● **GIVEN INSTRUCTION**
Among the entries below, find how many lines carry the word "пункте" and state only that figure.

● **ITEMS**

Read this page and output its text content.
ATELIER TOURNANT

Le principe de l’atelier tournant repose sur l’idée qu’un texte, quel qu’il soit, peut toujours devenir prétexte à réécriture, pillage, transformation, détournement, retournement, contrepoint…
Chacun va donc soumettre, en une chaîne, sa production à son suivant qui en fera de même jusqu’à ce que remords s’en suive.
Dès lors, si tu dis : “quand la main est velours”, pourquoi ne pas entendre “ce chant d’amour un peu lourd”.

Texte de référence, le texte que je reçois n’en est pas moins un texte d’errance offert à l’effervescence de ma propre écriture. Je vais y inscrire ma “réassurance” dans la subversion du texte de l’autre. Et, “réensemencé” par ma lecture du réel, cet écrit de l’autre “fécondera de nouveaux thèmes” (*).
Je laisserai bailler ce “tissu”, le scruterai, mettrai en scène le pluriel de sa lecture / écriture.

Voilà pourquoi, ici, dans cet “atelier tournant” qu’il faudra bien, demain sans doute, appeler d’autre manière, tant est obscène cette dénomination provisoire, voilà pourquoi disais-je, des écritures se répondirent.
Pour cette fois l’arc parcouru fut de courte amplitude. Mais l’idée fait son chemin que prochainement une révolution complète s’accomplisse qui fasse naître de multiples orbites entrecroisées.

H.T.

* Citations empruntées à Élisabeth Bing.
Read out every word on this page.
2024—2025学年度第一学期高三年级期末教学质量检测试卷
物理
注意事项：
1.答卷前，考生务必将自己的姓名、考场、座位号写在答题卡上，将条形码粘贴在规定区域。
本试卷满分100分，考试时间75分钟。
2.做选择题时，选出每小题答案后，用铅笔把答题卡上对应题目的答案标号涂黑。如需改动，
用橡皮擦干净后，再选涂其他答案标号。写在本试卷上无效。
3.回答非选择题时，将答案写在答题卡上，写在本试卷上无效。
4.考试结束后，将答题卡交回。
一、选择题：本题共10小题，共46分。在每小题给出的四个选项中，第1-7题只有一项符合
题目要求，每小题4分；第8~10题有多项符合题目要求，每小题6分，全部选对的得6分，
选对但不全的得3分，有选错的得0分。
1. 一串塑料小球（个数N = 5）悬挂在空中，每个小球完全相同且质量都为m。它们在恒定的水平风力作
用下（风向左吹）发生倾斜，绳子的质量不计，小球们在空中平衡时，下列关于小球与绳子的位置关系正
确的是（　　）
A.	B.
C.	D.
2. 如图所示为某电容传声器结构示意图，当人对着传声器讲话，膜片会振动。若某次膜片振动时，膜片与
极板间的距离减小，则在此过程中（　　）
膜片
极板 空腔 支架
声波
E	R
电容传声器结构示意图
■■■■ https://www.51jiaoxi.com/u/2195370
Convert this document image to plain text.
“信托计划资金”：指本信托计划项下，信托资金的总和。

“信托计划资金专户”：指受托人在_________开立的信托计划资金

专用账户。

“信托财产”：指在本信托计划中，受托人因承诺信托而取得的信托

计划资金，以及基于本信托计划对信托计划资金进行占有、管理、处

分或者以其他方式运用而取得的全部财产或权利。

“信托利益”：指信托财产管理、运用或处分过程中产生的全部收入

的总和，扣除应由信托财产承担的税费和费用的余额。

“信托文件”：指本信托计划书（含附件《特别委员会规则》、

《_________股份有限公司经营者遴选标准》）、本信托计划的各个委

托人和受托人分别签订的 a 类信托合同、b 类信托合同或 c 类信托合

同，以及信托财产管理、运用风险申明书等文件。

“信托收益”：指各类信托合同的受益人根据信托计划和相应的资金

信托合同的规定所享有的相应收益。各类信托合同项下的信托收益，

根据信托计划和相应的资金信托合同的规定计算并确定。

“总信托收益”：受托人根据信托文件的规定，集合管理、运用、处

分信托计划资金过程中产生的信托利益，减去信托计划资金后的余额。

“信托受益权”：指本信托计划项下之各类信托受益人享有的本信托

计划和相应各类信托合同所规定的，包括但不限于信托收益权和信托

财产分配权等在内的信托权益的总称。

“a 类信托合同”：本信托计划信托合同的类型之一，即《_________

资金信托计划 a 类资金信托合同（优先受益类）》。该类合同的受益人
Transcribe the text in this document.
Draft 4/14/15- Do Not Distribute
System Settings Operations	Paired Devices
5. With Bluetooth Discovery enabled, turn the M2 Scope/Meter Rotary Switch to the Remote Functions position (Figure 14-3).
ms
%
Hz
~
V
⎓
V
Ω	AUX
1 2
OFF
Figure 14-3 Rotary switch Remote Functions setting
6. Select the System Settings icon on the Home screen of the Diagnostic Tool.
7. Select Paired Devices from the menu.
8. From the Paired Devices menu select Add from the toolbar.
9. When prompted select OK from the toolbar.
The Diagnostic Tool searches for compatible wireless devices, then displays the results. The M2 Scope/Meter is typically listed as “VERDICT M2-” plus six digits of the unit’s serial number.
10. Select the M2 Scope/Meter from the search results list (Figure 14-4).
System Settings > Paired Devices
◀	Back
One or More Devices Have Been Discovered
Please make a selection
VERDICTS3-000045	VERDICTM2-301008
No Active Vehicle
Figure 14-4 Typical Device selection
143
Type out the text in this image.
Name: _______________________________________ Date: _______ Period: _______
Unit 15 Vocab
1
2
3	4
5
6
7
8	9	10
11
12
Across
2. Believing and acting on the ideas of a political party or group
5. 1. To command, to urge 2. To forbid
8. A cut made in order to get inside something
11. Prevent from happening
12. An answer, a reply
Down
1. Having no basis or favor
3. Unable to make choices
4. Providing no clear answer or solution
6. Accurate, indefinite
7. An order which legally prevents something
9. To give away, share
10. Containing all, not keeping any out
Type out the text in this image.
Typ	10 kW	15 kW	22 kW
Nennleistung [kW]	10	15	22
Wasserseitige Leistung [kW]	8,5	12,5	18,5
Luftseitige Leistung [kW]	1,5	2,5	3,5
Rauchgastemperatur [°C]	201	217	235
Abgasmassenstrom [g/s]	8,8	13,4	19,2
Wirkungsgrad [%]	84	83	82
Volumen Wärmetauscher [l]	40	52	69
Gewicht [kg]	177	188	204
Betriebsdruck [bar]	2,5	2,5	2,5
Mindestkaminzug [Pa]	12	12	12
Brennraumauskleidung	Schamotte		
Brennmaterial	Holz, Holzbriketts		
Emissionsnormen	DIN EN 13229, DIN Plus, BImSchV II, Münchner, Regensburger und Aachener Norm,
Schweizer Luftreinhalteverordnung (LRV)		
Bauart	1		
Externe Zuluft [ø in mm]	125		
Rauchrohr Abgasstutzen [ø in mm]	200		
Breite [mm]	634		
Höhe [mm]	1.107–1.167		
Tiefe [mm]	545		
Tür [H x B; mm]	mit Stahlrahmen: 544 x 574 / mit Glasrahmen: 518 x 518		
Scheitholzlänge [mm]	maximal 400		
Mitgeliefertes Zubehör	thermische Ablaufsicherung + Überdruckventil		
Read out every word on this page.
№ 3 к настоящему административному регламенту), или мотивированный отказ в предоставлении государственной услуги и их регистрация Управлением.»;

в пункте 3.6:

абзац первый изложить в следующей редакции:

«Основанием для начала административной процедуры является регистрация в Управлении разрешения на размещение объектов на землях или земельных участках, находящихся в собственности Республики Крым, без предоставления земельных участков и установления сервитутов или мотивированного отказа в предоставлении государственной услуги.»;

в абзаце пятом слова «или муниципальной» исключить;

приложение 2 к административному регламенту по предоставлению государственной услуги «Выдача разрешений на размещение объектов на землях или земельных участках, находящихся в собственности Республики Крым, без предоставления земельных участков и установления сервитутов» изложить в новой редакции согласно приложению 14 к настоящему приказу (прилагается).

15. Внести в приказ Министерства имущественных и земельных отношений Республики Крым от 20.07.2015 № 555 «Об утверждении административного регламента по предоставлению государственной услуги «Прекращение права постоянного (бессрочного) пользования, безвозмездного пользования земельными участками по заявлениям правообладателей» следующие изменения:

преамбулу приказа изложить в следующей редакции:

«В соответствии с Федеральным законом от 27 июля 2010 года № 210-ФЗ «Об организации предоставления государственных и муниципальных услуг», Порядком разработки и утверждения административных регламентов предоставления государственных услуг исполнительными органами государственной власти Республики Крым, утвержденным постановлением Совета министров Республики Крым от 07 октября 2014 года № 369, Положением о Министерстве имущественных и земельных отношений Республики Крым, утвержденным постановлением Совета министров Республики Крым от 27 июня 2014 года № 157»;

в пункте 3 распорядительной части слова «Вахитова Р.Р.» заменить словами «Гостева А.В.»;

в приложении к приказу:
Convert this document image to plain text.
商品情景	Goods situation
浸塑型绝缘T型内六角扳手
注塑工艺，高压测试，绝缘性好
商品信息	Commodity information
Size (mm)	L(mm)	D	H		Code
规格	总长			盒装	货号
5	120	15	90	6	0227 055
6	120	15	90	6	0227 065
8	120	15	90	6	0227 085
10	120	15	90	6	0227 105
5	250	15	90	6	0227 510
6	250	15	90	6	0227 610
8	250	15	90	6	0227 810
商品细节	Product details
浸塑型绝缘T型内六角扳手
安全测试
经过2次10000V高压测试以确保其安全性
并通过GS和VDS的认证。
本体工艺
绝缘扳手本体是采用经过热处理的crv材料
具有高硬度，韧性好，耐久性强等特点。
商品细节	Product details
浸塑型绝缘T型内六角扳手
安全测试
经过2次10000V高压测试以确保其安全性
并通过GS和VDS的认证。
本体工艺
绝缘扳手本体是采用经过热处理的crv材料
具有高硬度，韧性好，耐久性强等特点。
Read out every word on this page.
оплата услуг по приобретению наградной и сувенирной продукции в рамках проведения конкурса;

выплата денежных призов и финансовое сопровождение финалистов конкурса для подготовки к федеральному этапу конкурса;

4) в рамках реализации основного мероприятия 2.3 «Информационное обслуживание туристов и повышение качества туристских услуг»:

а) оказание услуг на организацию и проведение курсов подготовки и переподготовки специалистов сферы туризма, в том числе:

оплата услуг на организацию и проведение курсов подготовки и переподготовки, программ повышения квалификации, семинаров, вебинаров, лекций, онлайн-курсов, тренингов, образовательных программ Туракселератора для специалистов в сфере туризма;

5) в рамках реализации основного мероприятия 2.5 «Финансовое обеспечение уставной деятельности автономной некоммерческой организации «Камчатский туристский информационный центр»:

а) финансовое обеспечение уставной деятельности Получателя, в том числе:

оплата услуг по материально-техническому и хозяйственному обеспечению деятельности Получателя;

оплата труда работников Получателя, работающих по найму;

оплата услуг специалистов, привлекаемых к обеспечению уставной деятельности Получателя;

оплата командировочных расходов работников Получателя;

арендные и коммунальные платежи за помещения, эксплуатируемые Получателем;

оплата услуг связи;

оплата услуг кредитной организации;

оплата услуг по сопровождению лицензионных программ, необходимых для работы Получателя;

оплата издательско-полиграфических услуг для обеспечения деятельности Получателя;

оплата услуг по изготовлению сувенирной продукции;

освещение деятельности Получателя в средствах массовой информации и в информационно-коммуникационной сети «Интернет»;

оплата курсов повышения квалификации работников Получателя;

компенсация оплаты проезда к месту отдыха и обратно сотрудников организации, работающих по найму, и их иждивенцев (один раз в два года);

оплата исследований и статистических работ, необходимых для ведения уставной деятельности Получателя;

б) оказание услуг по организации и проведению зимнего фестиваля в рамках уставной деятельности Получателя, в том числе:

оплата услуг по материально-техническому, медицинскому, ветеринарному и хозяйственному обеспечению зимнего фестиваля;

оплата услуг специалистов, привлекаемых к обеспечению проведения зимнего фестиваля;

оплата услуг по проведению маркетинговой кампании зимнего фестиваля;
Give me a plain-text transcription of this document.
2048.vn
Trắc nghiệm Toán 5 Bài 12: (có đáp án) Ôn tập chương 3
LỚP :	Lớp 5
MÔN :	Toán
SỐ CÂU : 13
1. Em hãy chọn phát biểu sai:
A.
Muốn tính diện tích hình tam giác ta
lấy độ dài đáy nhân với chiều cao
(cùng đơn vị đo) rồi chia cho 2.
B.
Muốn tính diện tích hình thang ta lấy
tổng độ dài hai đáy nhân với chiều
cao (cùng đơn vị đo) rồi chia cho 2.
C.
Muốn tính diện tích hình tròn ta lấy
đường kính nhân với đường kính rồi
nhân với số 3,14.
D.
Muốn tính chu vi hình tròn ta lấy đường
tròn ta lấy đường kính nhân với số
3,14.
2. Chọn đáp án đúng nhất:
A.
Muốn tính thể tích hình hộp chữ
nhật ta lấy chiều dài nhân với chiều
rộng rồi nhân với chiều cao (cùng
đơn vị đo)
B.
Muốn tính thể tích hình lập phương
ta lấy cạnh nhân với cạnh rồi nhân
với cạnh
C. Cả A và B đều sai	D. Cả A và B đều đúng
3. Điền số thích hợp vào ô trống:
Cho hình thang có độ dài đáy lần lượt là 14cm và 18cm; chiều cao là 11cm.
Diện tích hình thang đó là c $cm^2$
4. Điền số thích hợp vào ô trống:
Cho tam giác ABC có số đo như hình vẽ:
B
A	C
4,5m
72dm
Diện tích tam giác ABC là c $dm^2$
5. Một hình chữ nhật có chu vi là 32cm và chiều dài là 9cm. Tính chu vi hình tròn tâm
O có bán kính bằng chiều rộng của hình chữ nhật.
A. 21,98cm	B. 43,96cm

● **FINISHED ANSWER**
2